Figure record listings
= = = =
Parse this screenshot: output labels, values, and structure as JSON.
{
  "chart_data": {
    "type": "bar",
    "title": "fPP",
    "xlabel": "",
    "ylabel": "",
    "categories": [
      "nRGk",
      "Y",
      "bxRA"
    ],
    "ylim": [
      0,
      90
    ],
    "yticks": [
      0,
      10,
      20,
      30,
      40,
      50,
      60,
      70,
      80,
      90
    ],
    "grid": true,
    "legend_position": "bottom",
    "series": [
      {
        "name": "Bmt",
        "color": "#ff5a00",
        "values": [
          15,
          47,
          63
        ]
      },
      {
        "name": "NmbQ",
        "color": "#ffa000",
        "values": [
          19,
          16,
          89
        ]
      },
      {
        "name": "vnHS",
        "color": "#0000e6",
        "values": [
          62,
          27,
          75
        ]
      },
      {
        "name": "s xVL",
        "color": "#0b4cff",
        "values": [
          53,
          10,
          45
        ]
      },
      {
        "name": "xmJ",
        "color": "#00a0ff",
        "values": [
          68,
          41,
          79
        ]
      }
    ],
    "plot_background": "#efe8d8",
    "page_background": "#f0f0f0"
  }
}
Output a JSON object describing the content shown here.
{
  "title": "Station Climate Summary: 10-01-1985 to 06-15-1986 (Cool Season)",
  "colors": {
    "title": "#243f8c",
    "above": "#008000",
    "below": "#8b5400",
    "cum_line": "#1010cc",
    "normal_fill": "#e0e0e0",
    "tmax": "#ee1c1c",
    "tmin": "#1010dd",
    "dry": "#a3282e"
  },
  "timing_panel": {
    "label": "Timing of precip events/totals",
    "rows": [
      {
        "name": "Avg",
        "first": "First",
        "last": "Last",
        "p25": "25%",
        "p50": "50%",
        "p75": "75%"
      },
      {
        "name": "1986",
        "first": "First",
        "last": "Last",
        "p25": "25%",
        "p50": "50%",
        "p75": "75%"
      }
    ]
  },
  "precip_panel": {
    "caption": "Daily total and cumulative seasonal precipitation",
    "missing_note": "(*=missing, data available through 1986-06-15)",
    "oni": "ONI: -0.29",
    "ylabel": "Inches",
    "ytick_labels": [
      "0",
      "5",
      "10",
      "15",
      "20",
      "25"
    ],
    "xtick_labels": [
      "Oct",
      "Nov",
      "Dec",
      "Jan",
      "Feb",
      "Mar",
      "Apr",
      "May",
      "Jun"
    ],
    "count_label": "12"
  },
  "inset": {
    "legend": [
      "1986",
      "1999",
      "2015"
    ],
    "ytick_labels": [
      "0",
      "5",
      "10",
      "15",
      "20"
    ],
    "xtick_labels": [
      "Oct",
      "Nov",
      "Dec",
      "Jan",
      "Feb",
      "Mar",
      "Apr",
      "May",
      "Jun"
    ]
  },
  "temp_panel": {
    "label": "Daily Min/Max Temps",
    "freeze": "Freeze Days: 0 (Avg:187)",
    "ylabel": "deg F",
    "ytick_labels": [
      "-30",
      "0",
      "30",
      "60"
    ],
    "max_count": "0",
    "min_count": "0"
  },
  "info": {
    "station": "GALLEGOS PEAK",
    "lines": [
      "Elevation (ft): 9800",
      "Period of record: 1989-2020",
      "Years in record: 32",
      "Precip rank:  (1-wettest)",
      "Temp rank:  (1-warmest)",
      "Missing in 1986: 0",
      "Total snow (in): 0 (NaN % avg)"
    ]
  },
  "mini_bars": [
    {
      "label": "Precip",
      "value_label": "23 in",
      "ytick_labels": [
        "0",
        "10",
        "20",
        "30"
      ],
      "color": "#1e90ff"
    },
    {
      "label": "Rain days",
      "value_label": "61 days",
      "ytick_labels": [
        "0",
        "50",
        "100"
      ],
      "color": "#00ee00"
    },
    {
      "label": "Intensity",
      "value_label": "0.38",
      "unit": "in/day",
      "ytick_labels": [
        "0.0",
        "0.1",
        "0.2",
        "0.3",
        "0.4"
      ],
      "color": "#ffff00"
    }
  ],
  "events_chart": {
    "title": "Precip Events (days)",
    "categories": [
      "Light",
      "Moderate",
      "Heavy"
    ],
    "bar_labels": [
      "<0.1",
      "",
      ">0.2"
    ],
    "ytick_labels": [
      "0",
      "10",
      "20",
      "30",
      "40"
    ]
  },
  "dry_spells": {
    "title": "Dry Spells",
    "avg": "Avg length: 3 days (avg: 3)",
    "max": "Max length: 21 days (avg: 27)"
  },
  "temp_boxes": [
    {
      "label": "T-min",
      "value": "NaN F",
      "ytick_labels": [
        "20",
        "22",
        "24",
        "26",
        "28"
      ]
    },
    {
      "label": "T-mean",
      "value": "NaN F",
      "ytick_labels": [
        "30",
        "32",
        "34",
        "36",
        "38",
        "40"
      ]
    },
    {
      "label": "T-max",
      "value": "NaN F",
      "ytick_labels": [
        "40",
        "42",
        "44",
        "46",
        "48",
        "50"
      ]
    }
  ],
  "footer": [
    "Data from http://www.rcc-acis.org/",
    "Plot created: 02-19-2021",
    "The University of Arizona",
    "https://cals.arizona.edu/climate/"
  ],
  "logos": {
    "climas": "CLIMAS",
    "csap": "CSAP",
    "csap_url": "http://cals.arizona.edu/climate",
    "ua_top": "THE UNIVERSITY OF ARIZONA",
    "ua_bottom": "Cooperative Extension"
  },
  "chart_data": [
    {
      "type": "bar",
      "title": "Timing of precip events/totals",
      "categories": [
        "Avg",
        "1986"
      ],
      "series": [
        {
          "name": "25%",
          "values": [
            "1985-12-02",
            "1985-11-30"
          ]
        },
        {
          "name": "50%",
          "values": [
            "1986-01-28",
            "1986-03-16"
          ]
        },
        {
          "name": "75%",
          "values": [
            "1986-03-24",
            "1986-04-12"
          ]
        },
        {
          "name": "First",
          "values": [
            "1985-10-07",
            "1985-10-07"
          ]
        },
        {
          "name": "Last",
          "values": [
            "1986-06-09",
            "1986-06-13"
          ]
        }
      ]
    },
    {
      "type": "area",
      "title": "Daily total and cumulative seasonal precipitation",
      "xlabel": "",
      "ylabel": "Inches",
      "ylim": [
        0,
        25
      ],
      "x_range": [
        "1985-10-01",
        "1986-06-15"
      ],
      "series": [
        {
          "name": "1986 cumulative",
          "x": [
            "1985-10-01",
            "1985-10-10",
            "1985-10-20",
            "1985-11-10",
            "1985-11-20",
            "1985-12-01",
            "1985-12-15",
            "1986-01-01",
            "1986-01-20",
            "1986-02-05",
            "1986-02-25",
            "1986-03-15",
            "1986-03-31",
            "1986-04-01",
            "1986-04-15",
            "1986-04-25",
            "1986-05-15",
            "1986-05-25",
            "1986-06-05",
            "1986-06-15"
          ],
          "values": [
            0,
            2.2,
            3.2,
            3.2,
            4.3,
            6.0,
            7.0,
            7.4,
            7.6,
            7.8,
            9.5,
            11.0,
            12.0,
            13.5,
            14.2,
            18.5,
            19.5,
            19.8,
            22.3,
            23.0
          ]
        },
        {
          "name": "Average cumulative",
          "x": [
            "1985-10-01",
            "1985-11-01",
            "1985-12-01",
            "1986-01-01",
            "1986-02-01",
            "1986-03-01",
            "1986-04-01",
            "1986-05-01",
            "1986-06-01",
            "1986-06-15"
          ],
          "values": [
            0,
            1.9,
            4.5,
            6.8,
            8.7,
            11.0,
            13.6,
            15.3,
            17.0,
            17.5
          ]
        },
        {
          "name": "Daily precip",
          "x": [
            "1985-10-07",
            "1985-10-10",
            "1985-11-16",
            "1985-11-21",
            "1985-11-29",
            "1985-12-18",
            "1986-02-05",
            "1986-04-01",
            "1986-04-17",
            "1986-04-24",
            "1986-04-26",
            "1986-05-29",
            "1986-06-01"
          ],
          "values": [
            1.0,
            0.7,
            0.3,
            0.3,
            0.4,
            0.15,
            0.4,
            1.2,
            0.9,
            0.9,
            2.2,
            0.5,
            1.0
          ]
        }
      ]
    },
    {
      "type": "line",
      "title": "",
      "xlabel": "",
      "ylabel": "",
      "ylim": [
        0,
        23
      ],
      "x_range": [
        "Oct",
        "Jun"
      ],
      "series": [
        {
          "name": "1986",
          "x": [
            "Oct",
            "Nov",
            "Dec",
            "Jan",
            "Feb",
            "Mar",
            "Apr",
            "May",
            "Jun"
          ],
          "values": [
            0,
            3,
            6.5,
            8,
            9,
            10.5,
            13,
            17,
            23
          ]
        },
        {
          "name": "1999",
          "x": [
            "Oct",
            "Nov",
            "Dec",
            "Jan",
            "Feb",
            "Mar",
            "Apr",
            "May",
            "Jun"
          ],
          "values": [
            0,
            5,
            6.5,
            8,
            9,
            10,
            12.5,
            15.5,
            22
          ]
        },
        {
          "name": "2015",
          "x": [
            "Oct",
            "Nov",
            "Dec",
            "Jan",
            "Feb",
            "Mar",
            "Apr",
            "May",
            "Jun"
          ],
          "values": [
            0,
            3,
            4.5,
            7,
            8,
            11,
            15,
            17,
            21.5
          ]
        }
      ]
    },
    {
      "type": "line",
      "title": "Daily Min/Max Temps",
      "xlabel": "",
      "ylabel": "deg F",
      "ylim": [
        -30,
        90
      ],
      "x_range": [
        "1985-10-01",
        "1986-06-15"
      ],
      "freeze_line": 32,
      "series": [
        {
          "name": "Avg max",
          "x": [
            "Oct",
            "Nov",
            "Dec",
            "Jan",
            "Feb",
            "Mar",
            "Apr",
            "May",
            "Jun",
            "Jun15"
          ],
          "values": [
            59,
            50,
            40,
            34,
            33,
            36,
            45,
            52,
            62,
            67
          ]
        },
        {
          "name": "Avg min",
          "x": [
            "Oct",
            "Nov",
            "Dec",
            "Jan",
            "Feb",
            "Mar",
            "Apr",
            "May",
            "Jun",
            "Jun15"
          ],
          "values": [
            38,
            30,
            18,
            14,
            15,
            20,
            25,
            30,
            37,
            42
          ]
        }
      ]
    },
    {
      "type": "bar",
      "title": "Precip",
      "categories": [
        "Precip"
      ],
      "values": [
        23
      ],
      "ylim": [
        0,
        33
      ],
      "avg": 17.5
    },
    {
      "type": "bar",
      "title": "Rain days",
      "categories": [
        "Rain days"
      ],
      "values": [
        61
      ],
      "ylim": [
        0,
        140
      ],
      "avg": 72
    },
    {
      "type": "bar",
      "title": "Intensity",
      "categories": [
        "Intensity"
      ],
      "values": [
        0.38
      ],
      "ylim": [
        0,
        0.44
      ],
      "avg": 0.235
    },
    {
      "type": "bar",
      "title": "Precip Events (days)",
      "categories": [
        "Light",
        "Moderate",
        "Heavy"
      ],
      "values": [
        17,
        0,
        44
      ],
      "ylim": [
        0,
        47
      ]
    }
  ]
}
= = = =
[TASK PROMPT]
Pick each line holding the word "JSON" out of the listing.

[COMPLETE OUTPUT]
Parse this screenshot: output labels, values, and structure as JSON.
Output a JSON object describing the content shown here.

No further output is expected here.